--- Begin Passage shown ---

# river king ret. club



## captain2560 (Jan 23, 2007)

Derby results 
1st 8 Lance Brown
2nd 13 Jim Stevenson
3rd 14 Gwen Jones
4 rth 3 Trey Lawrence
RJ 2 Steve Yozamp
Jam 1,6,10,11


----------



## john h. (Oct 15, 2007)

Congratulations, Lanse, Gwen and Trey as well as other placements and jams.


----------



## lanse brown (Apr 22, 2004)

john h. said:


> Congratulations, Lanse, Gwen and Trey as well as other placements and jams.


Jim Stevenson is a young gentleman who is running his first AKC Derby with a very nice dog. He came from hunt tests, he is a very nice person and I CONGRATULATE him. If the snobs and politicians allow this seed to flourish the sport will benefit greatly. I did not know that Lips and I had won. I enter when I feel the judges are honest and know dog behavior so only this am at 4:30 did I read it. Ironically it was yesterday that I asked Jim that if he ever was asked to judge a Derby/Qualifying that I would like it if he would ask me to join him. Like Mike Crows 1st recently in the Amateur I has happier for Mike than Nora's 2nd that qualified her. To see Jim succeed only tells me that the true Amateur can train and live with his own dog. Very refreshing for me. He joins the Memphis positive group-Jason,Mark,Walt,Andy and others whom I am unaware of. The sport has gained . Congratulations Jim and Tex.


----------



## ljshaffer (Oct 3, 2009)

Any word on the open, Am, or Q?


----------



## Erin O'Brien (Mar 5, 2010)

Q callbacks to WB
1,4,5,7,12,13,17,18,19,22,26,29,30,32,34


----------



## menmon (Feb 10, 2008)

Open Call backs to LB

3-7-9-10-11-12-14-15-16-22-24-26-27-28-29-31-36-37-38-39-41-42-43-47-48-50-51-52-53-54-57-58-59-63-68-70-72-74


----------



## BonMallari (Feb 7, 2008)

--- End Passage shown ---
--- Begin Data supplied ---

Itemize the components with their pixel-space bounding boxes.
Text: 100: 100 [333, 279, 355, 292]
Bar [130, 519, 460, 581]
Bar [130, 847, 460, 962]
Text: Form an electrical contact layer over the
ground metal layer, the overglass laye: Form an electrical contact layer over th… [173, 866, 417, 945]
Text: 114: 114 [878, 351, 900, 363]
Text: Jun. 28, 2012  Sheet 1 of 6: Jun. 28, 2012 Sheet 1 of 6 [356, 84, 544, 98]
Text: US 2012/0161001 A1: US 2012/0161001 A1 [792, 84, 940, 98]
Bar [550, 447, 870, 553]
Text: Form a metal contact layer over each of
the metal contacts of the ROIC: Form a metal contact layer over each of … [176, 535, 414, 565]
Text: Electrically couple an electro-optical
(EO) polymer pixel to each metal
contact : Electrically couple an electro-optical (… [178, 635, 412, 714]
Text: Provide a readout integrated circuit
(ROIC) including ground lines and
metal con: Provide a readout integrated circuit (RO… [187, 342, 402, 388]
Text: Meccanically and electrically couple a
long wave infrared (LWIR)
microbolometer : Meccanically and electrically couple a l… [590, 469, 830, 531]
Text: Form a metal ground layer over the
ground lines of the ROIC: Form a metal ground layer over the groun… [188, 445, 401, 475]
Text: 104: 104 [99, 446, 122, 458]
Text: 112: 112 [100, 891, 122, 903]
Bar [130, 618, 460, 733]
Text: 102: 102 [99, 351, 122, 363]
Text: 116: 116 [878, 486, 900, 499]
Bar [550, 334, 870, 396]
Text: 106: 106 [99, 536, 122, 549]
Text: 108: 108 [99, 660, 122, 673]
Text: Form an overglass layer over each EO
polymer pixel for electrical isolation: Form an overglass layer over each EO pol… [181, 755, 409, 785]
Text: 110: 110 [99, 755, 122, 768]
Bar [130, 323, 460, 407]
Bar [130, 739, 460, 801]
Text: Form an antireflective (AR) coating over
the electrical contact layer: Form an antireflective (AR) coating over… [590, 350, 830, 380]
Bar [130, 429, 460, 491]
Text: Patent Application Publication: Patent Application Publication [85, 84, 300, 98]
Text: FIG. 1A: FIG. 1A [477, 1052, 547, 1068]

--- End Data supplied ---

### What to produce
Reproduce word for word the part of the River King club thread above, starting at "Derby results" and ending at "(Oct 15, 2007)".

### Answer in full
Derby results 
1st 8 Lance Brown
2nd 13 Jim Stevenson
3rd 14 Gwen Jones
4 rth 3 Trey Lawrence
RJ 2 Steve Yozamp
Jam 1,6,10,11


----------



## john h. (Oct 15, 2007)